• **Goal**: Identify the lines containing the word "this". Copy each one.

• **Raw data**:
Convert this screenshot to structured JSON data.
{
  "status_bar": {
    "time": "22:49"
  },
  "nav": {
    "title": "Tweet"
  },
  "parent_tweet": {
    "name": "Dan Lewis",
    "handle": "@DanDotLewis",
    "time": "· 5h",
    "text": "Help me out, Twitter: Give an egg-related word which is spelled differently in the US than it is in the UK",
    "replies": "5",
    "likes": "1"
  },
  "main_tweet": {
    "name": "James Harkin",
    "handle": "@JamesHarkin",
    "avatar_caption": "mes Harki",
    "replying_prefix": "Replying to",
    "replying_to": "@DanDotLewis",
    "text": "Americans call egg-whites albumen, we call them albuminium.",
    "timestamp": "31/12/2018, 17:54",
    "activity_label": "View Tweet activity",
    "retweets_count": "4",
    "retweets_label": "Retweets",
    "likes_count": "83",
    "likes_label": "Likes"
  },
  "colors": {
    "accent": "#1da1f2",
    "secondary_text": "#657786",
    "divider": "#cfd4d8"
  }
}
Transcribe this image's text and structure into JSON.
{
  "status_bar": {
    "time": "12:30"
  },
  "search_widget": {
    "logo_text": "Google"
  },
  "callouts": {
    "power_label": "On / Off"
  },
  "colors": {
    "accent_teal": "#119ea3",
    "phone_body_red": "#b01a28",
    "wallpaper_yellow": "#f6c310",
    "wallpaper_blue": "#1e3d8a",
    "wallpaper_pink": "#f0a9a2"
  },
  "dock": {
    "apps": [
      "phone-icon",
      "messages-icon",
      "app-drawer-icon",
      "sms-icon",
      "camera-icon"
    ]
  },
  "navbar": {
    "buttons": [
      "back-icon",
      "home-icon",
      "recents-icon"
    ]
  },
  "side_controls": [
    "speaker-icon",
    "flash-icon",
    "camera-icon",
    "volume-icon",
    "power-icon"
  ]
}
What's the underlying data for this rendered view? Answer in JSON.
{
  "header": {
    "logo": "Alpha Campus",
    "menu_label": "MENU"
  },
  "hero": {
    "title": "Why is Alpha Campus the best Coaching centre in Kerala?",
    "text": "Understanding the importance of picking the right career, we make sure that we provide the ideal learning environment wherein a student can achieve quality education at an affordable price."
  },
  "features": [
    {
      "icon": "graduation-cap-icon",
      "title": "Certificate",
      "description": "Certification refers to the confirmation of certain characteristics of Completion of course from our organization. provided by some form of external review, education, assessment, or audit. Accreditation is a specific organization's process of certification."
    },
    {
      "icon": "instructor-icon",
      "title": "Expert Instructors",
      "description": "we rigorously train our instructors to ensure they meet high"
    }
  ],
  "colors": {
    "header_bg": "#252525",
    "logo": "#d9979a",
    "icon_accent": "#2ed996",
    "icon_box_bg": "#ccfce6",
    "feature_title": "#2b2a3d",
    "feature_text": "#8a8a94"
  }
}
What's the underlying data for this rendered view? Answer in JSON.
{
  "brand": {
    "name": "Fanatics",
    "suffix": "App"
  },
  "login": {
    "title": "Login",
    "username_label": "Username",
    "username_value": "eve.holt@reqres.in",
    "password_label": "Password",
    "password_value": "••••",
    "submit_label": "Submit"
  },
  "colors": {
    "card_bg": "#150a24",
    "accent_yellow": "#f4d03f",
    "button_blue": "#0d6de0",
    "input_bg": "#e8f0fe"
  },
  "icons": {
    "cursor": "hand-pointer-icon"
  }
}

• **Finished task**:
Convert this screenshot to structured JSON data.
Transcribe this image's text and structure into JSON.
What's the underlying data for this rendered view? Answer in JSON.
What's the underlying data for this rendered view? Answer in JSON.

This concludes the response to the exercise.